--- START OF ENTRIES SHOWN ---

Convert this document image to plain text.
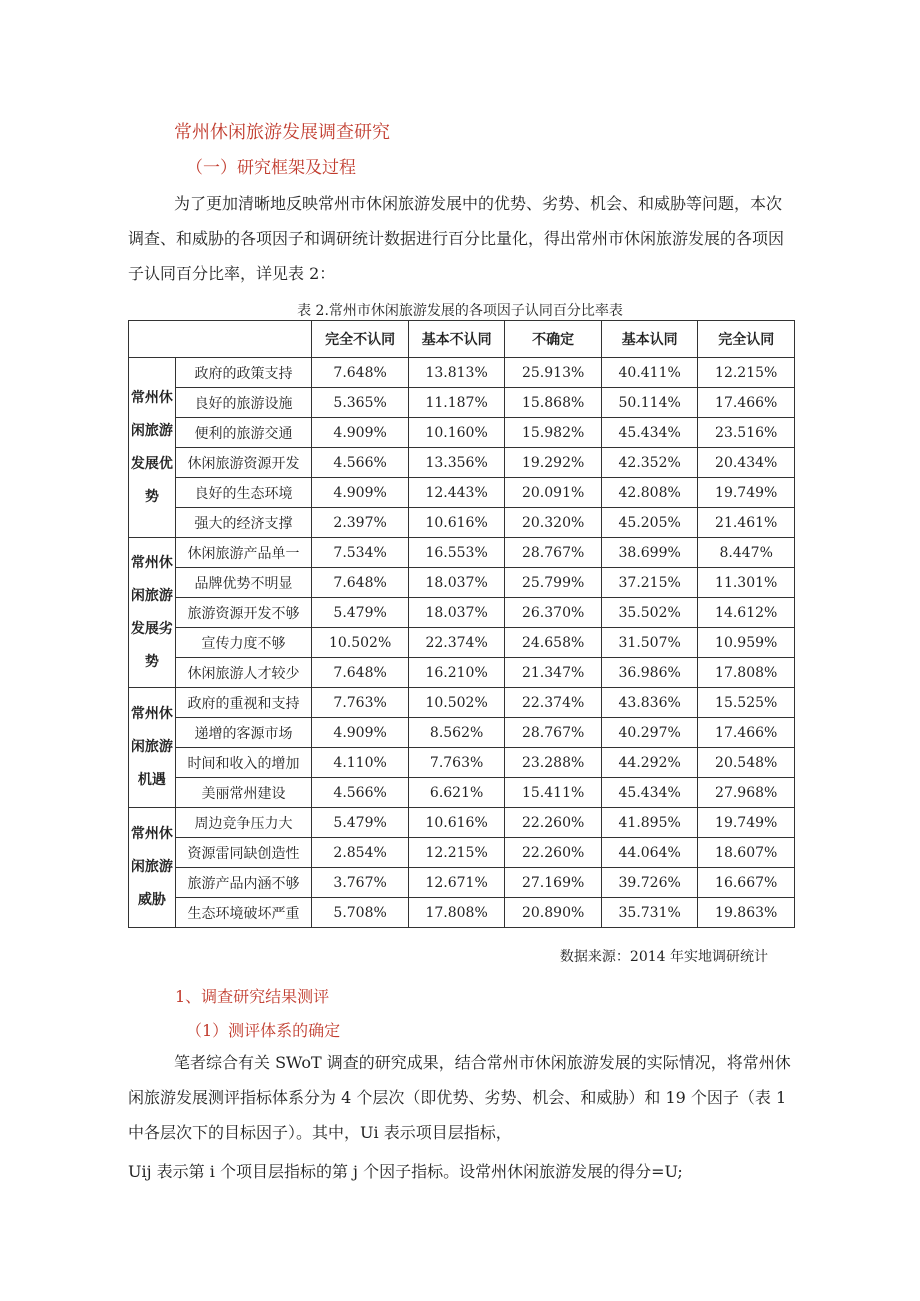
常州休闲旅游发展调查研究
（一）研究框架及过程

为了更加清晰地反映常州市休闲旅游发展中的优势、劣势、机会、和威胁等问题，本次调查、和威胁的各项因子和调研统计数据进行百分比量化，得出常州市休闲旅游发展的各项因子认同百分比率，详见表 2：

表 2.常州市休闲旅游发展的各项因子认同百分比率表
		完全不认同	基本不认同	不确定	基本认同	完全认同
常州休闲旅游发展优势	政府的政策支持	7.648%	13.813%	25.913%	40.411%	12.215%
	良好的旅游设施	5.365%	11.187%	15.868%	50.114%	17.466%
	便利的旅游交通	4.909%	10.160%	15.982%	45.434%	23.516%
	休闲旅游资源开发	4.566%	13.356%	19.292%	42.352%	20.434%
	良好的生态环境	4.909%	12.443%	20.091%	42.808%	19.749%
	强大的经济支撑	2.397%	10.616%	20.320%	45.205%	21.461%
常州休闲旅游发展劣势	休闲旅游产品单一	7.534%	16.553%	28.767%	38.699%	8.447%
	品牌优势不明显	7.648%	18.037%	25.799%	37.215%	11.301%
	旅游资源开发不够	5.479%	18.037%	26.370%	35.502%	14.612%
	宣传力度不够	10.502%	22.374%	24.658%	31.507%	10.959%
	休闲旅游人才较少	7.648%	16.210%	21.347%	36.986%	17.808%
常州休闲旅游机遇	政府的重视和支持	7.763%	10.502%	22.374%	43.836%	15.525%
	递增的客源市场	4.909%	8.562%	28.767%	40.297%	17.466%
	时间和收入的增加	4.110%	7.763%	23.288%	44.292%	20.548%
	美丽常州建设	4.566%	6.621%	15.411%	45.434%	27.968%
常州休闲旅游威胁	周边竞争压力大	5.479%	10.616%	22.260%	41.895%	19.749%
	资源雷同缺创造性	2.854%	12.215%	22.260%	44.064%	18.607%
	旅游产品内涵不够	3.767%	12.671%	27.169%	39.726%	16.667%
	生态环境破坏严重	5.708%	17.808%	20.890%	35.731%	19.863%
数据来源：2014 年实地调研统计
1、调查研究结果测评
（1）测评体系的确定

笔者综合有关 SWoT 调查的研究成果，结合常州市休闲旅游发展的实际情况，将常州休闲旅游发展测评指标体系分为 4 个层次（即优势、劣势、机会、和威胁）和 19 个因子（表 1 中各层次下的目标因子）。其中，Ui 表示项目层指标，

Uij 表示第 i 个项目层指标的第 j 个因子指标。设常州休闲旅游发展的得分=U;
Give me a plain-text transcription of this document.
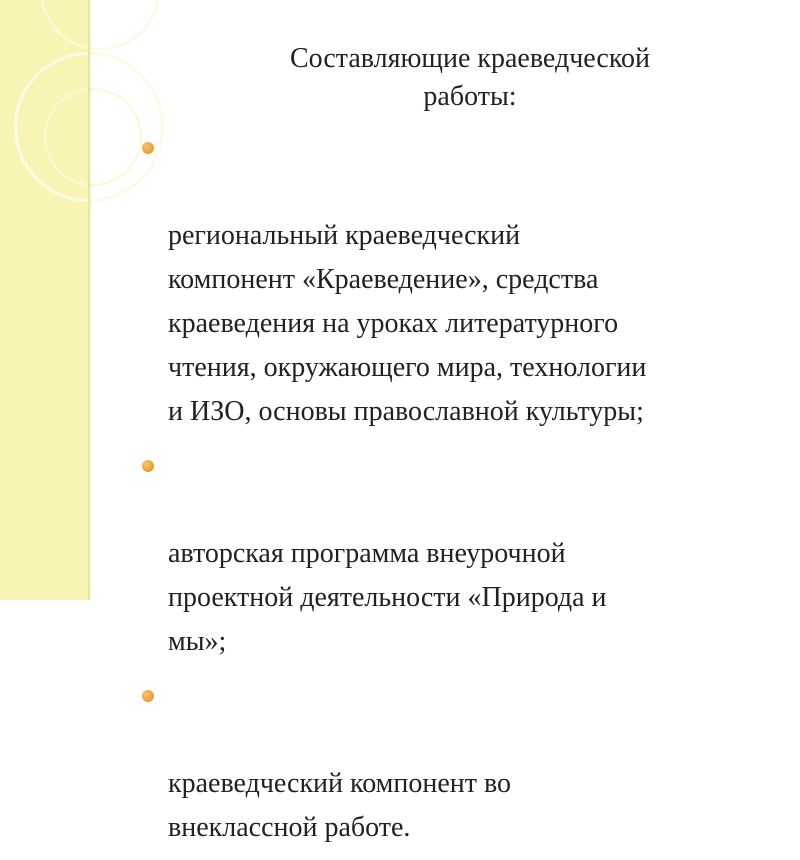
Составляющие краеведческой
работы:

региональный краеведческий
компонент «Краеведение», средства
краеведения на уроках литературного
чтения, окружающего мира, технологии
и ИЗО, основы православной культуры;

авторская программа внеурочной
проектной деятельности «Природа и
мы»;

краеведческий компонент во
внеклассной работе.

--- END OF ENTRIES SHOWN ---

▸ EXERCISE OBJECTIVE
Pick out the lines above containing the word "text", then copy them.

▸ EXERCISE RESULT
Convert this document image to plain text.
Give me a plain-text transcription of this document.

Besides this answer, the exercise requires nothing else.